**Exercise**
Every line of the data that contains the string "Daily" must be copied.

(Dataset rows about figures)
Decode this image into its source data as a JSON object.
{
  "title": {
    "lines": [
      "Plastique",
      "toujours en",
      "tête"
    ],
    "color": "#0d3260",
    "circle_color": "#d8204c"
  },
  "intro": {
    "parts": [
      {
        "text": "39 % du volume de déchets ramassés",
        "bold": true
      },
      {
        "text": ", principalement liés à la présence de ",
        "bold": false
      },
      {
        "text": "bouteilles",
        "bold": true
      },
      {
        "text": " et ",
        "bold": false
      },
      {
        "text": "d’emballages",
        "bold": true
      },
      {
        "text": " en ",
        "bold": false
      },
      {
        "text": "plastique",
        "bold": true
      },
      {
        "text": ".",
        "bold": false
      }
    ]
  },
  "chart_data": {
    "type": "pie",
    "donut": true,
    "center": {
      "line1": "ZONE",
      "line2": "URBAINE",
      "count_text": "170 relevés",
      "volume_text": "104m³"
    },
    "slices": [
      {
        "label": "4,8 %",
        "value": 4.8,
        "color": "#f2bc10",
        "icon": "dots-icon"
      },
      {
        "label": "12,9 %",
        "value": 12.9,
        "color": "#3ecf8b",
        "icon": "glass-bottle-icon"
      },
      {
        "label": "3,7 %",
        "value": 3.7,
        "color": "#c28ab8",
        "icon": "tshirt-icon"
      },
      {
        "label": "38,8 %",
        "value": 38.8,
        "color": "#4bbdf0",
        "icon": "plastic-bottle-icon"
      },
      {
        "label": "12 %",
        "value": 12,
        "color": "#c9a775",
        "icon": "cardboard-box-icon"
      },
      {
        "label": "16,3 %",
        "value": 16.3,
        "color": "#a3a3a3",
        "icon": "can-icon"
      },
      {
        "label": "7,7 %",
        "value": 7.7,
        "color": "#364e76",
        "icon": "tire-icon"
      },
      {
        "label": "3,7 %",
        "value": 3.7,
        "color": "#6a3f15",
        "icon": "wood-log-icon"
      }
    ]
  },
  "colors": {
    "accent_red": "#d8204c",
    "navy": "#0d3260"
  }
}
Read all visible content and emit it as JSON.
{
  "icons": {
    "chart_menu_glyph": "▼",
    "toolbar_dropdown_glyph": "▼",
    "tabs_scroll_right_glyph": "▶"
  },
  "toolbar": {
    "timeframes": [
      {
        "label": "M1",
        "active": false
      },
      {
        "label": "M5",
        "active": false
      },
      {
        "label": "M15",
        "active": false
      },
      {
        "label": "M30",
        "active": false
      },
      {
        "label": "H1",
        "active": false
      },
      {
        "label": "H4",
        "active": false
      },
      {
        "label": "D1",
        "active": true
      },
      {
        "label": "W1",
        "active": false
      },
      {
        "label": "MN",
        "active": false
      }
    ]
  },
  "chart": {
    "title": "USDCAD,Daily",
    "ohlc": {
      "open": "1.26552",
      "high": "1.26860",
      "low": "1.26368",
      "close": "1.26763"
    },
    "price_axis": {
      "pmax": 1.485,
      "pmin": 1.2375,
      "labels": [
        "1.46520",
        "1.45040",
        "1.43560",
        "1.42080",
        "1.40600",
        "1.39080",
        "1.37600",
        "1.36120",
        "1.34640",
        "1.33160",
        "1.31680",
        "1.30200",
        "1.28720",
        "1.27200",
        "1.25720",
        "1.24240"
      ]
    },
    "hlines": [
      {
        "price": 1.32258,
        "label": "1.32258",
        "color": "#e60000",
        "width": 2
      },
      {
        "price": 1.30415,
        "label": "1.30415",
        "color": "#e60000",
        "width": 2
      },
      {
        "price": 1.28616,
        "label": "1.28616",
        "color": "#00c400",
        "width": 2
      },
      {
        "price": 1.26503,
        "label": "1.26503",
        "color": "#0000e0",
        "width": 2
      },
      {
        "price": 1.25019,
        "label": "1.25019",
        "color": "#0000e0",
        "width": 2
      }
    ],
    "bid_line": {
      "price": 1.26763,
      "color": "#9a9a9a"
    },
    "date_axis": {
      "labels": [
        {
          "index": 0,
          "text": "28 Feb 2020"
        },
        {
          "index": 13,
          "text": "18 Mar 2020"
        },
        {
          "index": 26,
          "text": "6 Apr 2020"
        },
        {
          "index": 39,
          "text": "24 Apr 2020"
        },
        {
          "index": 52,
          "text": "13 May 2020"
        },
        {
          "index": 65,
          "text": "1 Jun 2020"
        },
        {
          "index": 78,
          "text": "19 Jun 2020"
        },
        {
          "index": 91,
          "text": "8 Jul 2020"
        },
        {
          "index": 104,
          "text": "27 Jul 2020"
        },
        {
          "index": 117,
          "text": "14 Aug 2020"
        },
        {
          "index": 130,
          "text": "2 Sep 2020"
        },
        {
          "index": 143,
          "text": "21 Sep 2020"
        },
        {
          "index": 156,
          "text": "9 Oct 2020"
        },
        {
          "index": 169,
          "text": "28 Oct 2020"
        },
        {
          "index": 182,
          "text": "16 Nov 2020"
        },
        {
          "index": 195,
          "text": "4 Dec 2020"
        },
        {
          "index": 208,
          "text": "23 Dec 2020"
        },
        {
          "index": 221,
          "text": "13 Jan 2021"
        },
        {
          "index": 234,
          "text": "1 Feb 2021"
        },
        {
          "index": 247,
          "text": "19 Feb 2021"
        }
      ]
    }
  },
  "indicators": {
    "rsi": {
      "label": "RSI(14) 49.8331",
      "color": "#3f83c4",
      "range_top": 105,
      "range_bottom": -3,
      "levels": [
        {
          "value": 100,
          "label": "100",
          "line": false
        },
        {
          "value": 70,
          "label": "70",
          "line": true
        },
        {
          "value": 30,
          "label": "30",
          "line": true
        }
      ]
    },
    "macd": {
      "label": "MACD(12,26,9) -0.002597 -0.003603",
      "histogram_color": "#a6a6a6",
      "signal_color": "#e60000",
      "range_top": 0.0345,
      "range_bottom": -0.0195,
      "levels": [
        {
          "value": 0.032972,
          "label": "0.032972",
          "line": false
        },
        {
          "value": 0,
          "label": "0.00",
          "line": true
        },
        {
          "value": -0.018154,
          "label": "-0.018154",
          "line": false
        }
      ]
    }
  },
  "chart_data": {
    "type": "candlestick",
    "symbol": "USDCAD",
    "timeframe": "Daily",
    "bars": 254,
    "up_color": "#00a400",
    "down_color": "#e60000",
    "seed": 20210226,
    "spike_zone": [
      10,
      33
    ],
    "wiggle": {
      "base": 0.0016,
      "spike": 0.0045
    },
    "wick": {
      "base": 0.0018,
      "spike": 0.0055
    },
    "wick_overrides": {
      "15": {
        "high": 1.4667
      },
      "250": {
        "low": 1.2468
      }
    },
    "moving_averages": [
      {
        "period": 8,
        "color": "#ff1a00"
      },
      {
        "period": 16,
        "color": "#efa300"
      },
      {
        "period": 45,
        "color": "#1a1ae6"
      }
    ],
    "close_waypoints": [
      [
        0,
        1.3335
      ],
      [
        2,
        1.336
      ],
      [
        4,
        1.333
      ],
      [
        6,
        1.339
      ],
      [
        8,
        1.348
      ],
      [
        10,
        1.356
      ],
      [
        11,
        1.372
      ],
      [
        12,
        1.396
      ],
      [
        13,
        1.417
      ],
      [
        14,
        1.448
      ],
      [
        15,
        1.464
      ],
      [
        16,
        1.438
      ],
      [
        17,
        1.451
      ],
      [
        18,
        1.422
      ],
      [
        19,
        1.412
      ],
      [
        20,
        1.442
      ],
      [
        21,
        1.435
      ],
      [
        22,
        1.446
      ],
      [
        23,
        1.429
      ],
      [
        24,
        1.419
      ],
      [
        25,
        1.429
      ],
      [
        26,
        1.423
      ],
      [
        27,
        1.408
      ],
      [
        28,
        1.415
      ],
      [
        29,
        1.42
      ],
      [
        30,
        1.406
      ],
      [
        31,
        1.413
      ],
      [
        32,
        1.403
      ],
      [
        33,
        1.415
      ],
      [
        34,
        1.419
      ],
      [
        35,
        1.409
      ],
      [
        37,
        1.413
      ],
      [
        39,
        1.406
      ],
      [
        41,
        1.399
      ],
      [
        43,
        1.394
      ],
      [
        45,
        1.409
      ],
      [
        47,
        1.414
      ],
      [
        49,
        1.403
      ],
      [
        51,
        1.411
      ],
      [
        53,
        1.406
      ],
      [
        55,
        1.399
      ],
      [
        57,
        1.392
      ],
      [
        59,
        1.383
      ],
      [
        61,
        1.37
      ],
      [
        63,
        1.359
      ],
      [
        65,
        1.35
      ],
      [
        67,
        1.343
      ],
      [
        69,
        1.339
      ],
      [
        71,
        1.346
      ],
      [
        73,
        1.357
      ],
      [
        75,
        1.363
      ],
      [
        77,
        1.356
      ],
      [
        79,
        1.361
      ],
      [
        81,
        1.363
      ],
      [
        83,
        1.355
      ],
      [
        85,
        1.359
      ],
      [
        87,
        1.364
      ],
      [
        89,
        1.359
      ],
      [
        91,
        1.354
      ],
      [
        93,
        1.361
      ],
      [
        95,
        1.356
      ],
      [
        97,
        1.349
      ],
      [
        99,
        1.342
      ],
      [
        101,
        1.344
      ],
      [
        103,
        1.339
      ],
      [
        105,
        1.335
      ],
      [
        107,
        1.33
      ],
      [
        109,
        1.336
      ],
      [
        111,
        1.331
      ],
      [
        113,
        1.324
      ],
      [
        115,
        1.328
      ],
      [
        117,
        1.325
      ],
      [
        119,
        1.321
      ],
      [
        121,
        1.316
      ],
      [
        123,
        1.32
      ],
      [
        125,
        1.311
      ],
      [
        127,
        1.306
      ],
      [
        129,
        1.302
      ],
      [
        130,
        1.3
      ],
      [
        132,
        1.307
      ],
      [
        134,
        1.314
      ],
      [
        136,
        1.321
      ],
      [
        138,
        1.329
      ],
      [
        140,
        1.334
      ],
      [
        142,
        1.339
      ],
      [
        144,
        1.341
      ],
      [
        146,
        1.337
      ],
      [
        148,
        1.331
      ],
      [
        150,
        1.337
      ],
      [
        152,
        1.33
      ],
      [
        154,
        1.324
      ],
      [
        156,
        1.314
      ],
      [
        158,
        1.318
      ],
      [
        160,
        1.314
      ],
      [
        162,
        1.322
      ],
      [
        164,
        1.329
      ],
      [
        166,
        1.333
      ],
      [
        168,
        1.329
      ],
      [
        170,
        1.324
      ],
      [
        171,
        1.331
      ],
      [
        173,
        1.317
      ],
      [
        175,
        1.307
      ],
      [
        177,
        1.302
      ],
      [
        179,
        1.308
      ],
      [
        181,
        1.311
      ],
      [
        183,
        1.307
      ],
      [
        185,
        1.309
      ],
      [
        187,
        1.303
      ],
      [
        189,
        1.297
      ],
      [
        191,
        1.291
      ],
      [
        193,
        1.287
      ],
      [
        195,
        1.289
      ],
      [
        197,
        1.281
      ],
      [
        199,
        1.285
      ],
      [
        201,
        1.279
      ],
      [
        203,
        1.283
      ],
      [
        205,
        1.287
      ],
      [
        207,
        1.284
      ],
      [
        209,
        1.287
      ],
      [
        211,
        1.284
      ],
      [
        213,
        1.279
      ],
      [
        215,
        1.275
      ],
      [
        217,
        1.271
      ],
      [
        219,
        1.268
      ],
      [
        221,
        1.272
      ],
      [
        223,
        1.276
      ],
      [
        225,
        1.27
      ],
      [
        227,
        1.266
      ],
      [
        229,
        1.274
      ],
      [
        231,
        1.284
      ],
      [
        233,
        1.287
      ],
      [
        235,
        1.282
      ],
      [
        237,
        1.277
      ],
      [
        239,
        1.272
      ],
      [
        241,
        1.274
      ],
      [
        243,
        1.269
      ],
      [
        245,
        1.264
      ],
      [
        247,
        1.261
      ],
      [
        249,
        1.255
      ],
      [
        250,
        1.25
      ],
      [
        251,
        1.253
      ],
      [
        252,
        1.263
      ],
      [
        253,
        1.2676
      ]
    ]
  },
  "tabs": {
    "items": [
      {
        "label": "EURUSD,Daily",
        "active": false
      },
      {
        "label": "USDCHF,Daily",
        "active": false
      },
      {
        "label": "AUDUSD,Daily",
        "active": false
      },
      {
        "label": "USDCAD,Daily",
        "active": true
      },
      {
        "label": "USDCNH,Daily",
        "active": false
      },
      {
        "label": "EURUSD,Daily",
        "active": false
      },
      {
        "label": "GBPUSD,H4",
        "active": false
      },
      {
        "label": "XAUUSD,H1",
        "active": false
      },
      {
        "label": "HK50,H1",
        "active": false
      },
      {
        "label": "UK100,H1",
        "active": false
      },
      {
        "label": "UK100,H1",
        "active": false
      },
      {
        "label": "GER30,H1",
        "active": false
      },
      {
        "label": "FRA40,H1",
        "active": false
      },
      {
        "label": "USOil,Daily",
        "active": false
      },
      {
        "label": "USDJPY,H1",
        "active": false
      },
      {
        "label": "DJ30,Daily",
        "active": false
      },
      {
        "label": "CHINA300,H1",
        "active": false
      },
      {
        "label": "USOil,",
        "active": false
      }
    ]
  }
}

**The solution**
    "title": "USDCAD,Daily",
    "timeframe": "Daily",
        "label": "EURUSD,Daily",
        "label": "USDCHF,Daily",
        "label": "AUDUSD,Daily",
        "label": "USDCAD,Daily",
        "label": "USDCNH,Daily",
        "label": "EURUSD,Daily",
        "label": "USOil,Daily",
        "label": "DJ30,Daily",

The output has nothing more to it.